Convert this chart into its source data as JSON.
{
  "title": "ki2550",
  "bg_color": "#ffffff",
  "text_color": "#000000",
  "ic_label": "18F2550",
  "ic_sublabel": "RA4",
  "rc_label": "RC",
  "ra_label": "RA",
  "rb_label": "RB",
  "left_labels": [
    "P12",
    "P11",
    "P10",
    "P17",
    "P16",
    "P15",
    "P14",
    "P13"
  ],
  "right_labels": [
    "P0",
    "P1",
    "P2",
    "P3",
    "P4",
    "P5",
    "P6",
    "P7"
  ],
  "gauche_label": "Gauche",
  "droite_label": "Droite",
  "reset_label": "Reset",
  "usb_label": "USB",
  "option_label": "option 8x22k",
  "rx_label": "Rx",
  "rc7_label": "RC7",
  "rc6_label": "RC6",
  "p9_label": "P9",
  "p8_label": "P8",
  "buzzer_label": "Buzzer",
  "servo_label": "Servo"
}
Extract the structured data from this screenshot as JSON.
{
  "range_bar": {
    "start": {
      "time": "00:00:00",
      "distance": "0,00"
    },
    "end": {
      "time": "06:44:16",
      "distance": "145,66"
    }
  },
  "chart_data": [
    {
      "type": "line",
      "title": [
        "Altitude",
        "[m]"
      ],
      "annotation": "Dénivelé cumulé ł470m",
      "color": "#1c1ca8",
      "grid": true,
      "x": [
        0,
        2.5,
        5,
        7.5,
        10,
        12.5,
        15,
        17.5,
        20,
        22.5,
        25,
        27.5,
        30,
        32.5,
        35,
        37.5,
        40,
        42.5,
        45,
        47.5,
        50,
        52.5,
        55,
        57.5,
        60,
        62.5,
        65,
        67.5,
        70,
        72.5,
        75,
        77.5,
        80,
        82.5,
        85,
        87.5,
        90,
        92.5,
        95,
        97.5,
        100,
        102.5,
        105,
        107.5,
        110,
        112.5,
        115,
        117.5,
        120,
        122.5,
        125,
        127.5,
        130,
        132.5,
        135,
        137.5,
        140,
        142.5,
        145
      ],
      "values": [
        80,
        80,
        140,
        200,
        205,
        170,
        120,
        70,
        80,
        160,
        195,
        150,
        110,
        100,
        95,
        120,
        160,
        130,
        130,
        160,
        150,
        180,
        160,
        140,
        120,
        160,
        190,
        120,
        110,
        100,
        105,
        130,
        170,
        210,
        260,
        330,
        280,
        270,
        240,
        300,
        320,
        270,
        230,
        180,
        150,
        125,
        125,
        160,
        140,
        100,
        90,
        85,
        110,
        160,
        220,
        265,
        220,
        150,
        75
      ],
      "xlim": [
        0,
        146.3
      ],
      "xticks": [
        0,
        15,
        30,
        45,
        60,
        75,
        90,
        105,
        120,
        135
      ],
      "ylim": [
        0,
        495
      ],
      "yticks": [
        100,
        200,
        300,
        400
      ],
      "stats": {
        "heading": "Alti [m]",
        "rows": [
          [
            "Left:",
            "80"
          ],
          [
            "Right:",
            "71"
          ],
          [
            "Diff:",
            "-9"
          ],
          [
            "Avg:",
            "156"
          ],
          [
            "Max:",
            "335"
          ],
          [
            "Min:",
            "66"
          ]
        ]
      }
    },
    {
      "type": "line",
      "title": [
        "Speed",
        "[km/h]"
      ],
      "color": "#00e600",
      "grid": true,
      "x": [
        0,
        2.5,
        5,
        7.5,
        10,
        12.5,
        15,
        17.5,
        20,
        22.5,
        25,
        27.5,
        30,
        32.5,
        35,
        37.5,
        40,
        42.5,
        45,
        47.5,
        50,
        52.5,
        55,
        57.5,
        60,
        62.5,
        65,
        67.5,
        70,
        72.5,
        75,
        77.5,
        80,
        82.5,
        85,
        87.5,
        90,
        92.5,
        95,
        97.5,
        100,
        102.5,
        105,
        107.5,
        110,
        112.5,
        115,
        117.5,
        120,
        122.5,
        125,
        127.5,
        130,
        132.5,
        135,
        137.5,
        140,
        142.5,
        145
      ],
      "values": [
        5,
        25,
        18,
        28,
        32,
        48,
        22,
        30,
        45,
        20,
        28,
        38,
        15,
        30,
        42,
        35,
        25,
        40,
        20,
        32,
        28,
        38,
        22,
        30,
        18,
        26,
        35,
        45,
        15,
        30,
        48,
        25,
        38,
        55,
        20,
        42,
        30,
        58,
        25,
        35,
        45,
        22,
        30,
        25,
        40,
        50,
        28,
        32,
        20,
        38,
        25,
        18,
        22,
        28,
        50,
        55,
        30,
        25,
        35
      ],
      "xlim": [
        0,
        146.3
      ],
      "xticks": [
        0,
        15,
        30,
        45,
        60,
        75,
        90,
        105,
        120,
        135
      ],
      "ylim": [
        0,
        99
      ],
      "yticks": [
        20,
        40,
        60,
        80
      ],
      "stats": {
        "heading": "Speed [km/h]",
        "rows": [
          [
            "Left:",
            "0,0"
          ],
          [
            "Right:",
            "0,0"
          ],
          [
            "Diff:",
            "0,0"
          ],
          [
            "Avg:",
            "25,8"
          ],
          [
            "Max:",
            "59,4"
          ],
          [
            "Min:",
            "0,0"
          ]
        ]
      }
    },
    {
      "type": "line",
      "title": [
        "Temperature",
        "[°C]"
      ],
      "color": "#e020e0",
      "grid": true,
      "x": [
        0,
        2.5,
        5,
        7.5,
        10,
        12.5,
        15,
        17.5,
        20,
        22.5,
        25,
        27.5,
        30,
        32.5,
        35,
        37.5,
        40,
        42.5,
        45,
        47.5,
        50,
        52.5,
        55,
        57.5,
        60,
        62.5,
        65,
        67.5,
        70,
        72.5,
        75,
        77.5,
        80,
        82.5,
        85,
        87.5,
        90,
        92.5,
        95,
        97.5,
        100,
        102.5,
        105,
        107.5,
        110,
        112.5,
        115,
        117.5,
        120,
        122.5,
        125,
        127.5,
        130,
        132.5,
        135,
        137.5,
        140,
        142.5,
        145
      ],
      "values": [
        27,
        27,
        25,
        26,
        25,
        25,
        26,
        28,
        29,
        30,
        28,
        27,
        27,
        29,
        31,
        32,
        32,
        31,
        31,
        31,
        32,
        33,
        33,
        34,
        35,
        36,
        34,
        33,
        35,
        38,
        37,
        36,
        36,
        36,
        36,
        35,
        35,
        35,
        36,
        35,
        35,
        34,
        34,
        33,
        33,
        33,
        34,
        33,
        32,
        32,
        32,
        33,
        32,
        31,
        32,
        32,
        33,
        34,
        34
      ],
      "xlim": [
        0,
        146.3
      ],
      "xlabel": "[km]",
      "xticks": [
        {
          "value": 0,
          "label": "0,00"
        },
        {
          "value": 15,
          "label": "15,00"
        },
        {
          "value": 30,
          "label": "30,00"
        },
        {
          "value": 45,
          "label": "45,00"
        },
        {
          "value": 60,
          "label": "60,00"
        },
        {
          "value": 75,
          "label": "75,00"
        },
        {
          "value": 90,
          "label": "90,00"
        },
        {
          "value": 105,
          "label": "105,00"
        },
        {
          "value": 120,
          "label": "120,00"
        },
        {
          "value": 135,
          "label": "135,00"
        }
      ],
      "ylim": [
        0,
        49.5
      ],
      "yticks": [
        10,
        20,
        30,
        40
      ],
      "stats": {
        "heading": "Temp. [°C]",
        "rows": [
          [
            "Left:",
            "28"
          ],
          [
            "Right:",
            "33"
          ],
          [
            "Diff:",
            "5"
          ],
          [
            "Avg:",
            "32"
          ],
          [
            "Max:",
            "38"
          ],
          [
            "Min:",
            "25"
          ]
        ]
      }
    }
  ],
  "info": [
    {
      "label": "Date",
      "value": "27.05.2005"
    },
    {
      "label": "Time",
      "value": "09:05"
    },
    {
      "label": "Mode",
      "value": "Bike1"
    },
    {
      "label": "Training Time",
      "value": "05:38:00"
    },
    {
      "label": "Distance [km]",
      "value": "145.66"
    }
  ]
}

------------------------------------

Instructions for the task: From the data above, copy each line that holds "heading".

Response to the task:
        "heading": "Alti [m]",
        "heading": "Speed [km/h]",
        "heading": "Temp. [°C]",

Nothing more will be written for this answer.